Stored data entries:

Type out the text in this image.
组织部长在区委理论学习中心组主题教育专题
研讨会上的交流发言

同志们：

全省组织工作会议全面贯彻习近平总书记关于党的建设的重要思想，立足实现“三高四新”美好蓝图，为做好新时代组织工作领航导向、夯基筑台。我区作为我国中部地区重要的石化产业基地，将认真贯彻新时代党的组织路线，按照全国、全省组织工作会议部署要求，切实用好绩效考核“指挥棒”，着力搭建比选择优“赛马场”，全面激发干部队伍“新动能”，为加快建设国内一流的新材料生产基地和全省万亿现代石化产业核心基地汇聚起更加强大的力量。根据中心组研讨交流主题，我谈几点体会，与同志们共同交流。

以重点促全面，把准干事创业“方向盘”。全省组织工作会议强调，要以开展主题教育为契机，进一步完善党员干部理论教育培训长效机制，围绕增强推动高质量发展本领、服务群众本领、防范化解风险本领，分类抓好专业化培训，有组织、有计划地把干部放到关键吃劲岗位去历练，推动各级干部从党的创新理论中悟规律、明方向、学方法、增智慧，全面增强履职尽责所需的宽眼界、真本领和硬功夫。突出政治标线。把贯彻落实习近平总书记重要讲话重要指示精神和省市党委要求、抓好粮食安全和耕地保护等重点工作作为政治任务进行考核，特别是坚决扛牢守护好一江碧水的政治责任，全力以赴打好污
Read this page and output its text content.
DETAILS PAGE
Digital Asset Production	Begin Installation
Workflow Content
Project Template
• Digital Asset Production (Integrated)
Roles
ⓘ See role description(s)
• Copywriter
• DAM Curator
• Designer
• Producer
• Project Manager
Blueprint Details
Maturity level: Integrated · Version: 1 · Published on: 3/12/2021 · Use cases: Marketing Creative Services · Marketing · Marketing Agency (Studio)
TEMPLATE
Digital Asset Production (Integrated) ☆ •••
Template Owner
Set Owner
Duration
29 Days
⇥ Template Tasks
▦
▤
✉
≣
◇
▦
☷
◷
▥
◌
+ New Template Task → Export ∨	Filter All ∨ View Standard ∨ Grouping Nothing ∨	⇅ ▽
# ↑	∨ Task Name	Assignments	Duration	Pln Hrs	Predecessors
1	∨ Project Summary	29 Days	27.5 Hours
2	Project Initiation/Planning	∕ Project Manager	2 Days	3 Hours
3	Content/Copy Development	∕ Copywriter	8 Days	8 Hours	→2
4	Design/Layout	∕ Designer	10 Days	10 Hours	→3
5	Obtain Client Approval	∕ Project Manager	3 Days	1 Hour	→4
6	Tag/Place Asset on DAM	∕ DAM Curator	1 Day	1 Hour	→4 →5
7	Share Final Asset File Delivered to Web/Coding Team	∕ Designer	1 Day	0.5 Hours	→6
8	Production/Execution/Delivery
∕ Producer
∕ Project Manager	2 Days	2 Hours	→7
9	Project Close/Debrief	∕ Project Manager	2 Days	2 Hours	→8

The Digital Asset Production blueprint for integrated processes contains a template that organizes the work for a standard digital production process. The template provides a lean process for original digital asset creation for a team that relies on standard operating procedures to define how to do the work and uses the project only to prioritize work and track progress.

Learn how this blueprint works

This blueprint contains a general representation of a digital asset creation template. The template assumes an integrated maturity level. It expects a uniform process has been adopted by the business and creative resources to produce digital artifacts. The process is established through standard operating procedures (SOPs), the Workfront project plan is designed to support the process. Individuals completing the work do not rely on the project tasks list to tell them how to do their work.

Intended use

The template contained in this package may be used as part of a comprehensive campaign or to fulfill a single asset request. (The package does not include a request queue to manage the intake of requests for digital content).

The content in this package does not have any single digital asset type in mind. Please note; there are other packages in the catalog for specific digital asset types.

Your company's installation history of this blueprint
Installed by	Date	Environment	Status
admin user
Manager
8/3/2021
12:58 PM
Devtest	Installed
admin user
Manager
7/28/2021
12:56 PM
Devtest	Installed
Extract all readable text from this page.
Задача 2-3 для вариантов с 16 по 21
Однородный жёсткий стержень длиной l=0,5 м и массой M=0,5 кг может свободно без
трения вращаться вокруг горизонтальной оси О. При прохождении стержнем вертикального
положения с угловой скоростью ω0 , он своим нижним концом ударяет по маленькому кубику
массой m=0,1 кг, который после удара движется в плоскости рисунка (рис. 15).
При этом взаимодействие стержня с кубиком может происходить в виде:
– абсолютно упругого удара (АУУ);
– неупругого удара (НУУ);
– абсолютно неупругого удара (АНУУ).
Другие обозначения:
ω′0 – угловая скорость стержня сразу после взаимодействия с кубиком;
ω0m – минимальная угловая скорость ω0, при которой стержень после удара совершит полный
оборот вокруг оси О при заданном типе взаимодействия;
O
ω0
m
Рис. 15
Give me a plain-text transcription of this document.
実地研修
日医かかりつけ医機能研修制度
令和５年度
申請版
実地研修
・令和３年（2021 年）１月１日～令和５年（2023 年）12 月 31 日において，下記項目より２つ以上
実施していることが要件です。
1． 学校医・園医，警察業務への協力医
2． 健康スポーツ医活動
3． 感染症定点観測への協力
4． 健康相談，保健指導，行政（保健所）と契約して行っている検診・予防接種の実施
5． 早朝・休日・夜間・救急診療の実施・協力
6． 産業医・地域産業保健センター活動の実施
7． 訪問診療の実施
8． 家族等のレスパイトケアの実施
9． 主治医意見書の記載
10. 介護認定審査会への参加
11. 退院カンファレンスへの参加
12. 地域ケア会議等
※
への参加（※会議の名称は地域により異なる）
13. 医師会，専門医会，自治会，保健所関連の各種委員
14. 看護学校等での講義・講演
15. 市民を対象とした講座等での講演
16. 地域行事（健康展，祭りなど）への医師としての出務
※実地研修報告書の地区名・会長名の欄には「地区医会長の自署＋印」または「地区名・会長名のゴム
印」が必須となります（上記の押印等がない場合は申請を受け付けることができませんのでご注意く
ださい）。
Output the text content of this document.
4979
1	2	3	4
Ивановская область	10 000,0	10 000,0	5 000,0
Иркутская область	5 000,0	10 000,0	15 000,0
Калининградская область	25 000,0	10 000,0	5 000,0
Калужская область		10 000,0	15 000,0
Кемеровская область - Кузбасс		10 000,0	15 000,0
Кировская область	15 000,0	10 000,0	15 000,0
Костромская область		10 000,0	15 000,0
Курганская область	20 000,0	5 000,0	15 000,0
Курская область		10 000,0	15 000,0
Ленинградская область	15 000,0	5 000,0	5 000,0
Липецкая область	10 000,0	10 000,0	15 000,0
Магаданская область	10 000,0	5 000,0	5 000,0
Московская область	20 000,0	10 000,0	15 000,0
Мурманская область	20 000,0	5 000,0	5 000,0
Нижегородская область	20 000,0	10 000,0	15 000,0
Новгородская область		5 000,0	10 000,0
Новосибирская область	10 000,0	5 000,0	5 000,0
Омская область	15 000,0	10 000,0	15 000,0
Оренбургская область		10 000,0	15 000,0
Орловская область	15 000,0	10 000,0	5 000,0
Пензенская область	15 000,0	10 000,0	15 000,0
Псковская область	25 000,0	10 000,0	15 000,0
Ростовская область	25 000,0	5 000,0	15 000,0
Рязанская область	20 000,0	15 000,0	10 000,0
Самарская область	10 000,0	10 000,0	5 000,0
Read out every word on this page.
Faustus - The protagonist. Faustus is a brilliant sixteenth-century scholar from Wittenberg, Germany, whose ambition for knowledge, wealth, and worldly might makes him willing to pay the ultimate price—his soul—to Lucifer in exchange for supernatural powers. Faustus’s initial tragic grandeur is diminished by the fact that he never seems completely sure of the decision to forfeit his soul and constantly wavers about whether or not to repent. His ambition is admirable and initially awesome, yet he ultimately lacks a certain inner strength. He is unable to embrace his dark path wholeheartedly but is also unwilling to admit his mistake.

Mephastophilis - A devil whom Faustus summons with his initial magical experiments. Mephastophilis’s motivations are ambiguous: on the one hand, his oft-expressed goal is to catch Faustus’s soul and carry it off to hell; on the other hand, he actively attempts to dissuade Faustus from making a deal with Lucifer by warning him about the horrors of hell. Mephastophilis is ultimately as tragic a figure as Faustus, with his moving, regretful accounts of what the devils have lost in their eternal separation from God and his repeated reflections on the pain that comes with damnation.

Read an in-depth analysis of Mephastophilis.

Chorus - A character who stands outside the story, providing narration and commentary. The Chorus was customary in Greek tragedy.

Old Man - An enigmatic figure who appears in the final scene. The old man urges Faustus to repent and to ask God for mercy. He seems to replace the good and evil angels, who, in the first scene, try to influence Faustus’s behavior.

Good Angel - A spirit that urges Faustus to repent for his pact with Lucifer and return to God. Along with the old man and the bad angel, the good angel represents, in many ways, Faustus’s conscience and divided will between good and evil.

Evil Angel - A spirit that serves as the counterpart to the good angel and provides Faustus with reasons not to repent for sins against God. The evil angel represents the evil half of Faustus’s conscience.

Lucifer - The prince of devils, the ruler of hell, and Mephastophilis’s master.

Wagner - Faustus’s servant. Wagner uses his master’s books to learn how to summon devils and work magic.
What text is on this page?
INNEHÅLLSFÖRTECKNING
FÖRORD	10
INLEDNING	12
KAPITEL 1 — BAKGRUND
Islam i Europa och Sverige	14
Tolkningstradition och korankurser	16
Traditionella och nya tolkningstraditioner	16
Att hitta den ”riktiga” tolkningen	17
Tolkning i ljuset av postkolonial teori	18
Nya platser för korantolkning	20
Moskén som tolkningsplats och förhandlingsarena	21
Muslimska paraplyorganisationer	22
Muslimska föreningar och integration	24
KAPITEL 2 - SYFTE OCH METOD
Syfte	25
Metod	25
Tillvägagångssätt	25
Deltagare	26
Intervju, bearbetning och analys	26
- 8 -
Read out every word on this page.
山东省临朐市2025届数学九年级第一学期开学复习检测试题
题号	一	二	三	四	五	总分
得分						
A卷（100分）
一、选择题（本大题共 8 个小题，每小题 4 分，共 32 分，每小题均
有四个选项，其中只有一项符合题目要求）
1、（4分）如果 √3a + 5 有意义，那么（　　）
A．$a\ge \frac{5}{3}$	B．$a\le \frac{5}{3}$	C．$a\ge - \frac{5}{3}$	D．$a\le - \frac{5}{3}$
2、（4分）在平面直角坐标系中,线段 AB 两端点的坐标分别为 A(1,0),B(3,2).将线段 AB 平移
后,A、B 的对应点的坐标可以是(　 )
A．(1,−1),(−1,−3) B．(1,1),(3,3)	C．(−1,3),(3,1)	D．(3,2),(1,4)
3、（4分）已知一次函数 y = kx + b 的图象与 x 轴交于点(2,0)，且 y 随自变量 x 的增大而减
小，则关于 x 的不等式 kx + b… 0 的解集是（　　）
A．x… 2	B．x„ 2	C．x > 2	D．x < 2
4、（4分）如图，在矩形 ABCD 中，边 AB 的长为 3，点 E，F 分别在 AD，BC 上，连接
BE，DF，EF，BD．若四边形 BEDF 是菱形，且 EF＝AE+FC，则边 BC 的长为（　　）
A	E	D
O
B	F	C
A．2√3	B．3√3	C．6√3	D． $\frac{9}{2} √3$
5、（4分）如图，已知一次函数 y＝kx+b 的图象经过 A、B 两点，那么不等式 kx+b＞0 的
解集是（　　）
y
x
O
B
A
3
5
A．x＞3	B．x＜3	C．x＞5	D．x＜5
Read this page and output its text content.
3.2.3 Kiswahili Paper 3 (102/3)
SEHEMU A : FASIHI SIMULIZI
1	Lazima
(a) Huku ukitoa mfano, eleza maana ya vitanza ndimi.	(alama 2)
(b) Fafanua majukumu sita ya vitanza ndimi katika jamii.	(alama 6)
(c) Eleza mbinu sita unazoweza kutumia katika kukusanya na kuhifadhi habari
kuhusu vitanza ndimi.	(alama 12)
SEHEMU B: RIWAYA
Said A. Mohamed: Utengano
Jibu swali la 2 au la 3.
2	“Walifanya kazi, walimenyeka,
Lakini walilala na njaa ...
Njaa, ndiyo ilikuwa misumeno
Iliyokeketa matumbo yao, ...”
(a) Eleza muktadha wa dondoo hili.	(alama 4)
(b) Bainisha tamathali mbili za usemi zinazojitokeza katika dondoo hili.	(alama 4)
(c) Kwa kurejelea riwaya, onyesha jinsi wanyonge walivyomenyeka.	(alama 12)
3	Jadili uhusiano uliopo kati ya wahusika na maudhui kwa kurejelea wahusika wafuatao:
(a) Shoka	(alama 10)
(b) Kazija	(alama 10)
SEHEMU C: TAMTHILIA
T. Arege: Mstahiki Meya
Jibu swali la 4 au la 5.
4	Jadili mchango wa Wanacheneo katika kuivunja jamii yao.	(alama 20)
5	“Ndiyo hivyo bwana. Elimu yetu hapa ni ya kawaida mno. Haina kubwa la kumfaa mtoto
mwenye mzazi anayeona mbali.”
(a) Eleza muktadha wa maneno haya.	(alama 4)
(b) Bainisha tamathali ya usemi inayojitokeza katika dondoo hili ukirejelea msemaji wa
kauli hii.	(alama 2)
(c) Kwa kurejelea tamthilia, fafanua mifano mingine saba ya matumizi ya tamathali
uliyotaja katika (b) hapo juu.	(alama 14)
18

Directions for this task | From the data, pick out every line that includes "Bainisha".

The result |
(b) Bainisha tamathali mbili za usemi zinazojitokeza katika dondoo hili.	(alama 4)
(b) Bainisha tamathali ya usemi inayojitokeza katika dondoo hili ukirejelea msemaji wa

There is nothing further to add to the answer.